Task brief:
Read the records and gather each line that includes "this".
Material supplied start
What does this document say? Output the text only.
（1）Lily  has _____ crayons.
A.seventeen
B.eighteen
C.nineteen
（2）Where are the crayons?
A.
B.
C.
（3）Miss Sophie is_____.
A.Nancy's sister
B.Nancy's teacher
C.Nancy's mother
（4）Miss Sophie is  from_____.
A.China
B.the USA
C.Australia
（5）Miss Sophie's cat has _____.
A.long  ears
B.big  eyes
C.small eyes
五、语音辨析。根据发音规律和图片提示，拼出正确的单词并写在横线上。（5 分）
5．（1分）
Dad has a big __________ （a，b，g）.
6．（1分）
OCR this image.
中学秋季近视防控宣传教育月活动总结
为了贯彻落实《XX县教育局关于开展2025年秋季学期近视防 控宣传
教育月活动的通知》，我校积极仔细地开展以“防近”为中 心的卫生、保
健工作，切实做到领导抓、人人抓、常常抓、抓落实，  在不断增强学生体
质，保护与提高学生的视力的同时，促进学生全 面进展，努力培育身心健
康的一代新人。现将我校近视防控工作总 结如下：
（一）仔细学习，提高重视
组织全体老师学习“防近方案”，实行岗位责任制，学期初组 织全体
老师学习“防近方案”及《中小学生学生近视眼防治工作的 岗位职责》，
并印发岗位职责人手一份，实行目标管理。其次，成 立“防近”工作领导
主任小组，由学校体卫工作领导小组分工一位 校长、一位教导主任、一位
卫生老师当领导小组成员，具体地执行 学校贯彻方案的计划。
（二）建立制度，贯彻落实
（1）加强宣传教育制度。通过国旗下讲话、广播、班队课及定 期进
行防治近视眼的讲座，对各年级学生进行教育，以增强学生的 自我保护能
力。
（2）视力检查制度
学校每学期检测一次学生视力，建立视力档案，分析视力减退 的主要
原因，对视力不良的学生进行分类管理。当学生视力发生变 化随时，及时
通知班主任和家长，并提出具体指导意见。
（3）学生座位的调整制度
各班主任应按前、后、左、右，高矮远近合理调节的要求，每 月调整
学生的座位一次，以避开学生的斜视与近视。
Material supplied end
Full output:
What does this document say? Output the text only.
OCR this image.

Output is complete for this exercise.